PROMPT :: Scan the entries below. List each line with "displayed".

(Data entries)
============
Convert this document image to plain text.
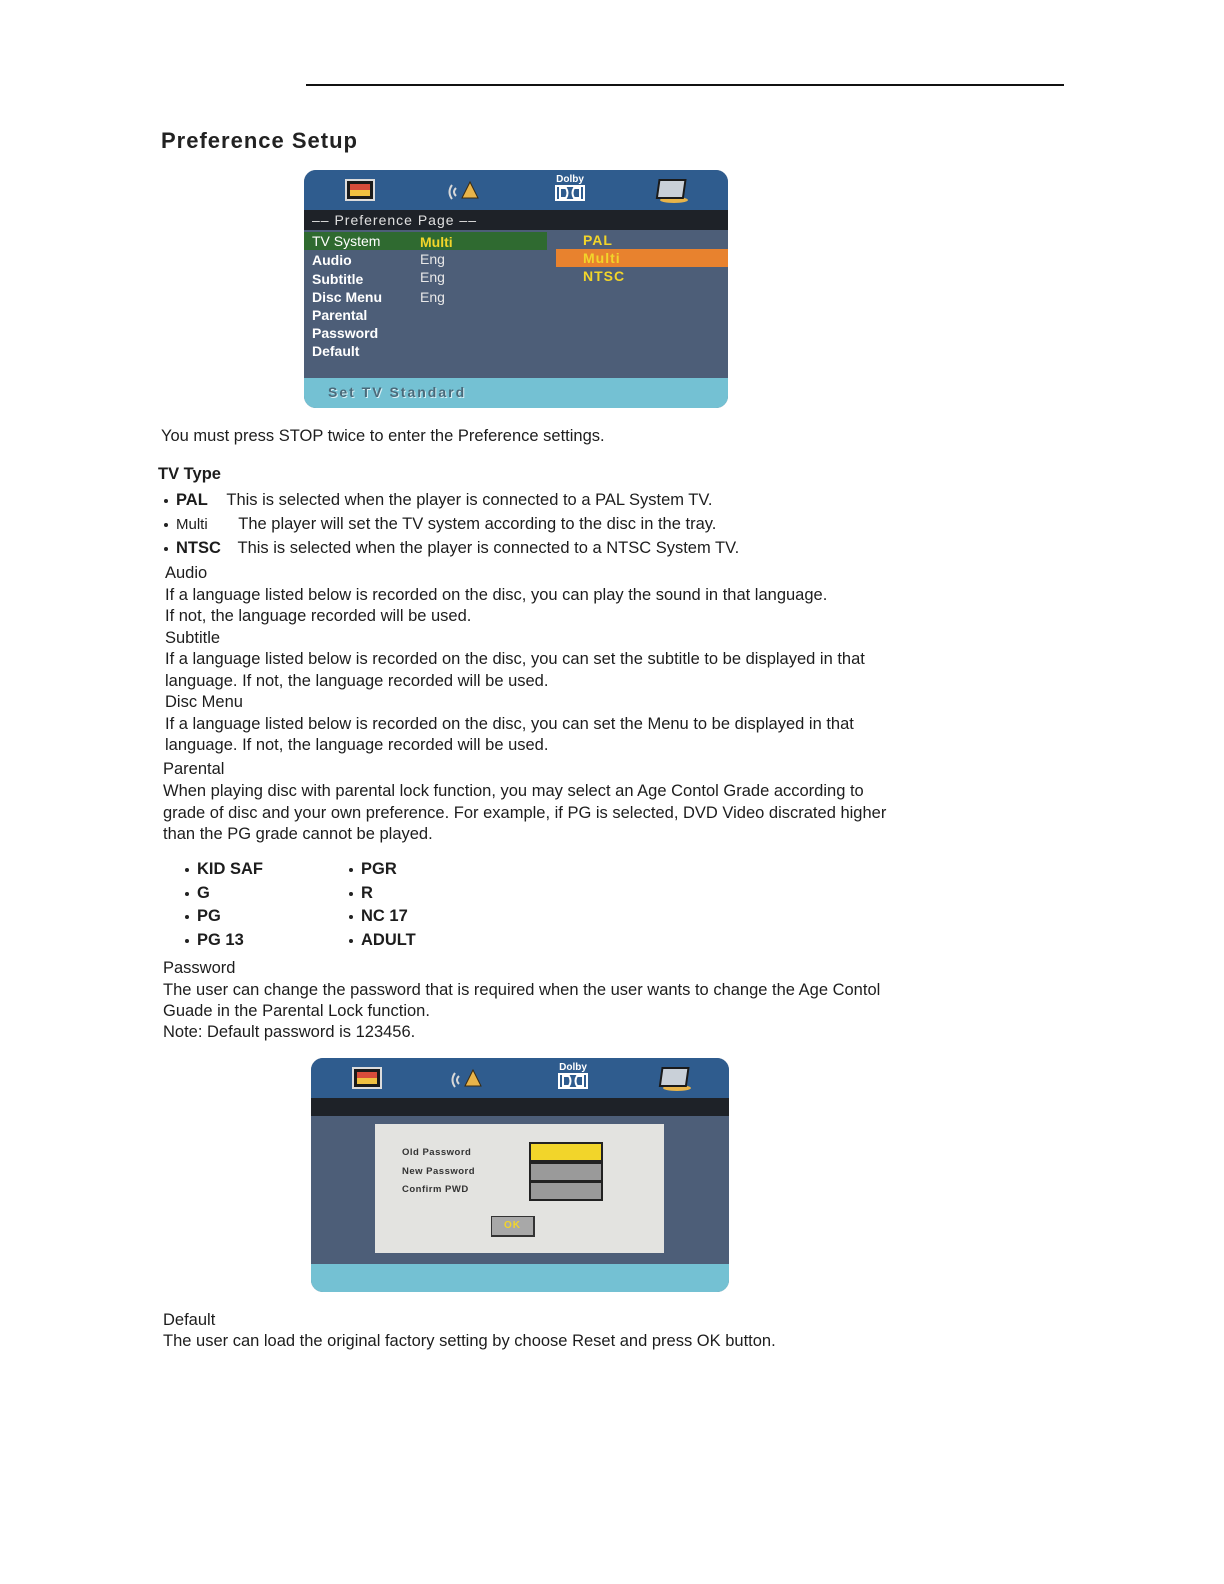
Preference Setup
Dolby
–– Preference Page ––
TV System	Multi
Audio	Eng
Subtitle	Eng
Disc Menu	Eng
Parental
Password
Default
PAL
Multi
NTSC
Set TV Standard
You must press STOP twice to enter the Preference settings.
TV Type
PAL This is selected when the player is connected to a PAL System TV.
Multi The player will set the TV system according to the disc in the tray.
NTSC This is selected when the player is connected to a NTSC System TV.
Audio
If a language listed below is recorded on the disc, you can play the sound in that language.
If not, the language recorded will be used.
Subtitle
If a language listed below is recorded on the disc, you can set the subtitle to be displayed in that
language. If not, the language recorded will be used.
Disc Menu
If a language listed below is recorded on the disc, you can set the Menu to be displayed in that
language. If not, the language recorded will be used.
Parental
When playing disc with parental lock function, you may select an Age Contol Grade according to
grade of disc and your own preference. For example, if PG is selected, DVD Video discrated higher
than the PG grade cannot be played.
KID SAF
G
PG
PG 13
PGR
R
NC 17
ADULT
Password
The user can change the password that is required when the user wants to change the Age Contol
Guade in the Parental Lock function.
Note: Default password is 123456.
Dolby
Old Password
New Password
Confirm PWD
OK
Default
The user can load the original factory setting by choose Reset and press OK button.
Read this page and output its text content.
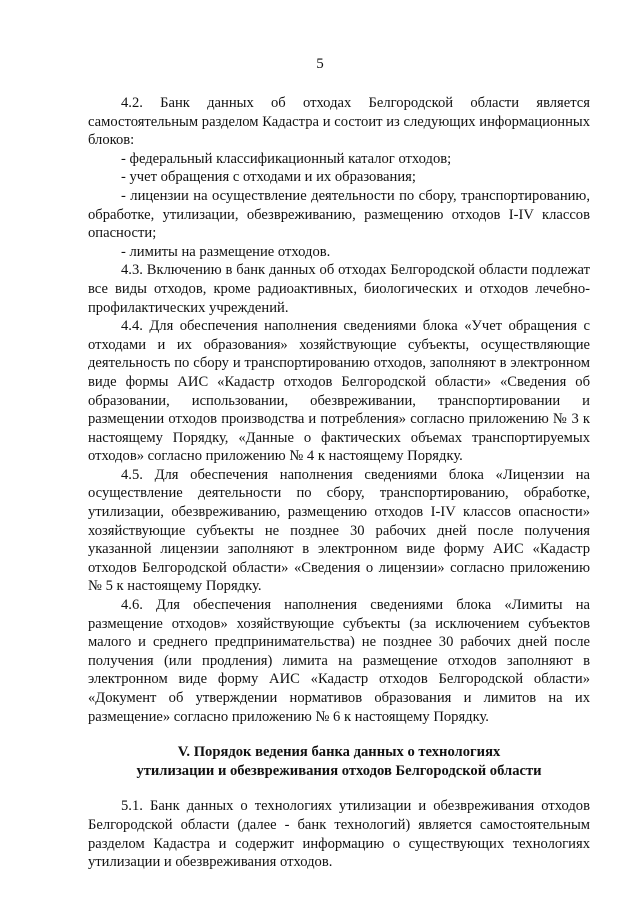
5

4.2. Банк данных об отходах Белгородской области является самостоятельным разделом Кадастра и состоит из следующих информационных блоков:

- федеральный классификационный каталог отходов;

- учет обращения с отходами и их образования;

- лицензии на осуществление деятельности по сбору, транспортированию, обработке, утилизации, обезвреживанию, размещению отходов I-IV классов опасности;

- лимиты на размещение отходов.

4.3. Включению в банк данных об отходах Белгородской области подлежат все виды отходов, кроме радиоактивных, биологических и отходов лечебно-профилактических учреждений.

4.4. Для обеспечения наполнения сведениями блока «Учет обращения с отходами и их образования» хозяйствующие субъекты, осуществляющие деятельность по сбору и транспортированию отходов, заполняют в электронном виде формы АИС «Кадастр отходов Белгородской области» «Сведения об образовании, использовании, обезвреживании, транспортировании и размещении отходов производства и потребления» согласно приложению № 3 к настоящему Порядку, «Данные о фактических объемах транспортируемых отходов» согласно приложению № 4 к настоящему Порядку.

4.5. Для обеспечения наполнения сведениями блока «Лицензии на осуществление деятельности по сбору, транспортированию, обработке, утилизации, обезвреживанию, размещению отходов I-IV классов опасности» хозяйствующие субъекты не позднее 30 рабочих дней после получения указанной лицензии заполняют в электронном виде форму АИС «Кадастр отходов Белгородской области» «Сведения о лицензии» согласно приложению № 5 к настоящему Порядку.

4.6. Для обеспечения наполнения сведениями блока «Лимиты на размещение отходов» хозяйствующие субъекты (за исключением субъектов малого и среднего предпринимательства) не позднее 30 рабочих дней после получения (или продления) лимита на размещение отходов заполняют в электронном виде форму АИС «Кадастр отходов Белгородской области» «Документ об утверждении нормативов образования и лимитов на их размещение» согласно приложению № 6 к настоящему Порядку.

V. Порядок ведения банка данных о технологиях

утилизации и обезвреживания отходов Белгородской области

5.1. Банк данных о технологиях утилизации и обезвреживания отходов Белгородской области (далее - банк технологий) является самостоятельным разделом Кадастра и содержит информацию о существующих технологиях утилизации и обезвреживания отходов.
============
EXERCISE RESULT ::
If a language listed below is recorded on the disc, you can set the subtitle to be displayed in that
If a language listed below is recorded on the disc, you can set the Menu to be displayed in that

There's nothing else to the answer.